start

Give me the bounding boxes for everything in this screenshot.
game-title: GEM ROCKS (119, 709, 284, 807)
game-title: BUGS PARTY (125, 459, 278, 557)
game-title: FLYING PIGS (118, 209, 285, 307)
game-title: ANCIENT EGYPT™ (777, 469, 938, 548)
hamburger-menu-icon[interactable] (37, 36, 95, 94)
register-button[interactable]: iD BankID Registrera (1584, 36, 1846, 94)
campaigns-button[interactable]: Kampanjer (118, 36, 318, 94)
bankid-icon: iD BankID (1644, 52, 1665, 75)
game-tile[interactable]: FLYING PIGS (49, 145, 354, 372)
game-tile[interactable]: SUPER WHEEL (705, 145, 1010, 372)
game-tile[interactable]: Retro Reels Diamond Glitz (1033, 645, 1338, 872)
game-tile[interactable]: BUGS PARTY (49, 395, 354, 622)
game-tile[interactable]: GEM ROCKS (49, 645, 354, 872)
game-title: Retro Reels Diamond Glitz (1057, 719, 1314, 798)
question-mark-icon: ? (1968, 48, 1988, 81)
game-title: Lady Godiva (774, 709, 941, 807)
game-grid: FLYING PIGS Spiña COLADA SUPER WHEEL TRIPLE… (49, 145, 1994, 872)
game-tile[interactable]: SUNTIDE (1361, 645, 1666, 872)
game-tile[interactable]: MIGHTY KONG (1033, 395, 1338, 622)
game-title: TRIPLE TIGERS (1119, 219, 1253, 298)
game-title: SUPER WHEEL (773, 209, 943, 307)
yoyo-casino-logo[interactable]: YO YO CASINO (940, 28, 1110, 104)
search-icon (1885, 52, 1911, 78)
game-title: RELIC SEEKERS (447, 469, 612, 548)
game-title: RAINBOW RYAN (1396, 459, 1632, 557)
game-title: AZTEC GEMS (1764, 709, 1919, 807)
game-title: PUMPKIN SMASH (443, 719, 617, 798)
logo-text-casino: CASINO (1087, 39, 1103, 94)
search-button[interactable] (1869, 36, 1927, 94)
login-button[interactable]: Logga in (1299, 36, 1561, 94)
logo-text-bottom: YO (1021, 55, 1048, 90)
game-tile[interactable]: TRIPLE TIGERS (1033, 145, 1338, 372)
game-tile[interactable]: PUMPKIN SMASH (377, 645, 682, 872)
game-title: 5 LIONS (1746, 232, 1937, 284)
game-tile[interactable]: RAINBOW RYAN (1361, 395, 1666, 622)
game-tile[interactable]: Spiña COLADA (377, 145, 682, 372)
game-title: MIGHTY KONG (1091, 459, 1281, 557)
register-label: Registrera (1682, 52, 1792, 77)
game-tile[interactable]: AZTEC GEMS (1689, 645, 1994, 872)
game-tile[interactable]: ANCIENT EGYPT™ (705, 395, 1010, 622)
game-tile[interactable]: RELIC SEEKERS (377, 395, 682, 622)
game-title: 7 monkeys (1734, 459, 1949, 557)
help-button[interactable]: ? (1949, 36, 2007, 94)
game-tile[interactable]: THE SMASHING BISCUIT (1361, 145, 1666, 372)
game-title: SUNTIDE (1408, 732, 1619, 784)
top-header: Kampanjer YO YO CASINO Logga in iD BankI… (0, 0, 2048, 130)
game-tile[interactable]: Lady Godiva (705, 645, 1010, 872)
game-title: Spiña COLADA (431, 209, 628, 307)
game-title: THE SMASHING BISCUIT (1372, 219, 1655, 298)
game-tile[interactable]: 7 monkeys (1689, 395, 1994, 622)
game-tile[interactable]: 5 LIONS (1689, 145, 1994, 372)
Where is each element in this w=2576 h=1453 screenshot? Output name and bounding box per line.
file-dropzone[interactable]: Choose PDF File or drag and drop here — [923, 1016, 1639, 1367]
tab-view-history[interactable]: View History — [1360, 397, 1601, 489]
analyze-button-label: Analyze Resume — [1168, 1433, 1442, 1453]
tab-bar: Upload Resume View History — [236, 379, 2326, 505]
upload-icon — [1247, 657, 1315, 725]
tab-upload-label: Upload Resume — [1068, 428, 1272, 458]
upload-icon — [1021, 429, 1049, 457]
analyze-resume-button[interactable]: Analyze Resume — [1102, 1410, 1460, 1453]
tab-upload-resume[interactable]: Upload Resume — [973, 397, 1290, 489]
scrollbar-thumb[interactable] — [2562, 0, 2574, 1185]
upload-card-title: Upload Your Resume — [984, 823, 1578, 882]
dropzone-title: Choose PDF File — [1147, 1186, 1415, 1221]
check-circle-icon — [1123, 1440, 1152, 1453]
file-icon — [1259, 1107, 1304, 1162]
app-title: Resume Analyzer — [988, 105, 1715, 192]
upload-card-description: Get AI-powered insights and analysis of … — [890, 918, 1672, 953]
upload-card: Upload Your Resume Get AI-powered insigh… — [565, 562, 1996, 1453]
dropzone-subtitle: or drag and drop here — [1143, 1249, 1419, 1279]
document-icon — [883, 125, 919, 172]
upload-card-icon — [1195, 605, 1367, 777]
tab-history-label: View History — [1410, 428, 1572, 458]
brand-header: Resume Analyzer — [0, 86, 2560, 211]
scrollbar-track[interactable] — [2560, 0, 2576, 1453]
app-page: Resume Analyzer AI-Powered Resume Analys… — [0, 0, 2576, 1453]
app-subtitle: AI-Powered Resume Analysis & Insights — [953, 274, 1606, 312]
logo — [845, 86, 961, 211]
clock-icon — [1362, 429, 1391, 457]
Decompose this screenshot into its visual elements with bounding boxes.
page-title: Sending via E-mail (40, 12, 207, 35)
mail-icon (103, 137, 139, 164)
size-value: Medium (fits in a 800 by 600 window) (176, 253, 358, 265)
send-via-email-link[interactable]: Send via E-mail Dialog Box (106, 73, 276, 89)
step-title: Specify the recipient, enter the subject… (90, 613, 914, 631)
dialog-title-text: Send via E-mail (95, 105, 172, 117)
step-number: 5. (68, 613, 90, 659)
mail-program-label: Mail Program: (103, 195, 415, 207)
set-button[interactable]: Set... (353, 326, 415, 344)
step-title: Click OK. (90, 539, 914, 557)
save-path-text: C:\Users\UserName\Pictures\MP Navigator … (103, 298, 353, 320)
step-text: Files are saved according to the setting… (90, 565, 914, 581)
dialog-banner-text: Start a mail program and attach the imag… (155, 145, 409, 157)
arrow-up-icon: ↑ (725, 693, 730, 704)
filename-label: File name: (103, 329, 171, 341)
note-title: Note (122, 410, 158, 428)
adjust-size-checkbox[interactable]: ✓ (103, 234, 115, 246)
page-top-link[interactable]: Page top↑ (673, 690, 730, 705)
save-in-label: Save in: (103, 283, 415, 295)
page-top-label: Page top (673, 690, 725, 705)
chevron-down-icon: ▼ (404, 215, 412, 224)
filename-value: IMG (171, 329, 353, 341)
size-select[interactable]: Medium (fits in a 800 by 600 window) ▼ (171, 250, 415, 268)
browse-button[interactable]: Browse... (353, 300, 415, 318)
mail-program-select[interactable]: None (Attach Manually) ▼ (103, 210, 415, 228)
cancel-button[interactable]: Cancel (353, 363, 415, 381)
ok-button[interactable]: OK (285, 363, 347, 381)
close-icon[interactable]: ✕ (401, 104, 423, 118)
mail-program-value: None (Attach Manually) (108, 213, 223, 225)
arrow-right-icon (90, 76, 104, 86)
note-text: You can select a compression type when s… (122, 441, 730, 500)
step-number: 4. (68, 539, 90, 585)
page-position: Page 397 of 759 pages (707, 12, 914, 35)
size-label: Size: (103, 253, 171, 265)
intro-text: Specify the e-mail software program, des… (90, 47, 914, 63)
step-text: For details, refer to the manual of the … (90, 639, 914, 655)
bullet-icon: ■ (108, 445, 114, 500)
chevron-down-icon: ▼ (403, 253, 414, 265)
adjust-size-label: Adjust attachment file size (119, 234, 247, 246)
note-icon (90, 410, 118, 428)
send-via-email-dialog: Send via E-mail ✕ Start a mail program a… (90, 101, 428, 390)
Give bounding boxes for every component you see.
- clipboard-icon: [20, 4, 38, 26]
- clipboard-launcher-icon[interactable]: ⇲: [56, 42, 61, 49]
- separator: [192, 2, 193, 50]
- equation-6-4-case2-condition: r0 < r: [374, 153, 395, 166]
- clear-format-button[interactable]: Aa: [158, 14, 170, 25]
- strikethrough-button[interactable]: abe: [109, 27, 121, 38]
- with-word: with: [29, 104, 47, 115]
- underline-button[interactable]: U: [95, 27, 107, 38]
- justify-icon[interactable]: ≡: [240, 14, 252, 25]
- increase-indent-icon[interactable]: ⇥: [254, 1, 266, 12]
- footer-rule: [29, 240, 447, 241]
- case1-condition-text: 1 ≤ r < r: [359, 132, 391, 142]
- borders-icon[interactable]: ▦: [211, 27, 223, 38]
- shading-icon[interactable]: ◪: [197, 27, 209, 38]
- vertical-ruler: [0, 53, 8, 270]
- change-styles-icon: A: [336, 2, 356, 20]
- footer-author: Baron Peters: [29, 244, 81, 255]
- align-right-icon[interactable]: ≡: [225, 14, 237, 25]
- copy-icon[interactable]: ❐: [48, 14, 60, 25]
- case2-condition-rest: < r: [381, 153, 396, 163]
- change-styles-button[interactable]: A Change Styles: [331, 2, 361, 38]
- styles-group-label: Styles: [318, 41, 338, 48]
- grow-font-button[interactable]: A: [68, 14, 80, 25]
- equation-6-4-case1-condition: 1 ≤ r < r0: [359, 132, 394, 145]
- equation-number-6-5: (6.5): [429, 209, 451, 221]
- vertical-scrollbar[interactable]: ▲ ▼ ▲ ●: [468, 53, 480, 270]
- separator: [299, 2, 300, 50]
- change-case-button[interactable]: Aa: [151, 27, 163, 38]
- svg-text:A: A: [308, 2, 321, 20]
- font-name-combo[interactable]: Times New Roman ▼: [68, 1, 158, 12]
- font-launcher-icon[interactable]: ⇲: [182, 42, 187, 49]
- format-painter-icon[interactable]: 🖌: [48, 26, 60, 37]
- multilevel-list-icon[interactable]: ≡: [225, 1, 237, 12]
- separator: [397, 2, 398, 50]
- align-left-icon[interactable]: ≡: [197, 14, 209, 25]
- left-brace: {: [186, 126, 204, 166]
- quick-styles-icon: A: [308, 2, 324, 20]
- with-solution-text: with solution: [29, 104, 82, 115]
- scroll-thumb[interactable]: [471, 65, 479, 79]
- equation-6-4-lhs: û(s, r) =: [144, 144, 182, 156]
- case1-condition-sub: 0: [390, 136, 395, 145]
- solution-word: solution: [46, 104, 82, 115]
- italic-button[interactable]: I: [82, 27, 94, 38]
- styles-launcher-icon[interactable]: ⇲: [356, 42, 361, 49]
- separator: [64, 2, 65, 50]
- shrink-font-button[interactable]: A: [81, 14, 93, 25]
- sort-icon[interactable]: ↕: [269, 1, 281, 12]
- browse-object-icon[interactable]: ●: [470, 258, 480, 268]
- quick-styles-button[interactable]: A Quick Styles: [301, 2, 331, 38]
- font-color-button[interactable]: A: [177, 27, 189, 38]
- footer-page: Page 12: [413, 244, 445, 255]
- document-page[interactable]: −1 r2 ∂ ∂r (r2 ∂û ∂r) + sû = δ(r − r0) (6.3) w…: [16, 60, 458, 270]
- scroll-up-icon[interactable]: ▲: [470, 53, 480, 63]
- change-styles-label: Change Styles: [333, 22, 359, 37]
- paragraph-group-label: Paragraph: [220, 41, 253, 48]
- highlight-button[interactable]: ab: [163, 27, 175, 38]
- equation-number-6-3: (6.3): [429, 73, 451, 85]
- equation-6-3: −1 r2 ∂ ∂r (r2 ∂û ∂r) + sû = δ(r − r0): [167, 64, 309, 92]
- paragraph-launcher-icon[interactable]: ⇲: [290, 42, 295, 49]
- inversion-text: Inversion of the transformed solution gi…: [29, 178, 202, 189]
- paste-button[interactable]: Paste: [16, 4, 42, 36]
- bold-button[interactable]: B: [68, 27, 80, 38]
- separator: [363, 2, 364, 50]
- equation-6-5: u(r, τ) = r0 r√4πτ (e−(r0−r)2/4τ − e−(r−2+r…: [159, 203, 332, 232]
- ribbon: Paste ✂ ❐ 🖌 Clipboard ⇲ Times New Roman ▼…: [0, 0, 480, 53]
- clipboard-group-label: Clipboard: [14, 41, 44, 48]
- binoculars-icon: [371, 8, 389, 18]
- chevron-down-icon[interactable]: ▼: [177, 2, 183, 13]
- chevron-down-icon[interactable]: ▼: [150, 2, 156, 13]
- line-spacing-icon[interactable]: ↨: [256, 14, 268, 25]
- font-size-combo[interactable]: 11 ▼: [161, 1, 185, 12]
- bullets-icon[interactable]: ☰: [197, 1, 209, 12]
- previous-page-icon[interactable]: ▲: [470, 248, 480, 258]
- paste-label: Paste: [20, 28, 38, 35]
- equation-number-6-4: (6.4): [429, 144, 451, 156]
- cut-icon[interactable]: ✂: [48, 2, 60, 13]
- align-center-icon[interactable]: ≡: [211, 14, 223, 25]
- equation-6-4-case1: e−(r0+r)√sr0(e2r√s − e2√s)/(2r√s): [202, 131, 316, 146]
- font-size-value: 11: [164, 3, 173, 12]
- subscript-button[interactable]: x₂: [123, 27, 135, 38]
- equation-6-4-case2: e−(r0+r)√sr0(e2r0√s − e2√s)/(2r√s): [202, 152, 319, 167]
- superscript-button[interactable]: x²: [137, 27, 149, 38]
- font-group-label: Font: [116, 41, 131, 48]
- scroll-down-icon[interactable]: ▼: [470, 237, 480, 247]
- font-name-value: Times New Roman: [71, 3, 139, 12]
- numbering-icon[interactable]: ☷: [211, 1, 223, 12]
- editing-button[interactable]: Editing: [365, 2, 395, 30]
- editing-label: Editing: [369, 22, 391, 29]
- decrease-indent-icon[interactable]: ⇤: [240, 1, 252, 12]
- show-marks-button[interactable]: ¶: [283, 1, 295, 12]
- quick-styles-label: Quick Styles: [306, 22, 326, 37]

end

Set exercise. Put the material into a Markdown table with the columns "Row" and "Material line," beginning at the first line of the material and stopping after the line that contains "login-button[interactable]: Logga in". Give each line its own numbered row, and leave out any blank lines.

Full response.
| Row | Material line |
|---|---|
| 1 | Give me the bounding boxes for everything in this screenshot. |
| 2 | game-title: GEM ROCKS (119, 709, 284, 807) |
| 3 | game-title: BUGS PARTY (125, 459, 278, 557) |
| 4 | game-title: FLYING PIGS (118, 209, 285, 307) |
| 5 | game-title: ANCIENT EGYPT™ (777, 469, 938, 548) |
| 6 | hamburger-menu-icon[interactable] (37, 36, 95, 94) |
| 7 | register-button[interactable]: iD BankID Registrera (1584, 36, 1846, 94) |
| 8 | campaigns-button[interactable]: Kampanjer (118, 36, 318, 94) |
| 9 | bankid-icon: iD BankID (1644, 52, 1665, 75) |
| 10 | game-tile[interactable]: FLYING PIGS (49, 145, 354, 372) |
| 11 | game-tile[interactable]: SUPER WHEEL (705, 145, 1010, 372) |
| 12 | game-tile[interactable]: Retro Reels Diamond Glitz (1033, 645, 1338, 872) |
| 13 | game-tile[interactable]: BUGS PARTY (49, 395, 354, 622) |
| 14 | game-tile[interactable]: GEM ROCKS (49, 645, 354, 872) |
| 15 | game-title: Retro Reels Diamond Glitz (1057, 719, 1314, 798) |
| 16 | question-mark-icon: ? (1968, 48, 1988, 81) |
| 17 | game-title: Lady Godiva (774, 709, 941, 807) |
| 18 | game-grid: FLYING PIGS Spiña COLADA SUPER WHEEL TRIPLE… (49, 145, 1994, 872) |
| 19 | game-tile[interactable]: SUNTIDE (1361, 645, 1666, 872) |
| 20 | game-tile[interactable]: MIGHTY KONG (1033, 395, 1338, 622) |
| 21 | game-title: TRIPLE TIGERS (1119, 219, 1253, 298) |
| 22 | game-title: SUPER WHEEL (773, 209, 943, 307) |
| 23 | yoyo-casino-logo[interactable]: YO YO CASINO (940, 28, 1110, 104) |
| 24 | search-icon (1885, 52, 1911, 78) |
| 25 | game-title: RELIC SEEKERS (447, 469, 612, 548) |
| 26 | game-title: RAINBOW RYAN (1396, 459, 1632, 557) |
| 27 | game-title: AZTEC GEMS (1764, 709, 1919, 807) |
| 28 | game-title: PUMPKIN SMASH (443, 719, 617, 798) |
| 29 | logo-text-casino: CASINO (1087, 39, 1103, 94) |
| 30 | search-button[interactable] (1869, 36, 1927, 94) |
| 31 | login-button[interactable]: Logga in (1299, 36, 1561, 94) |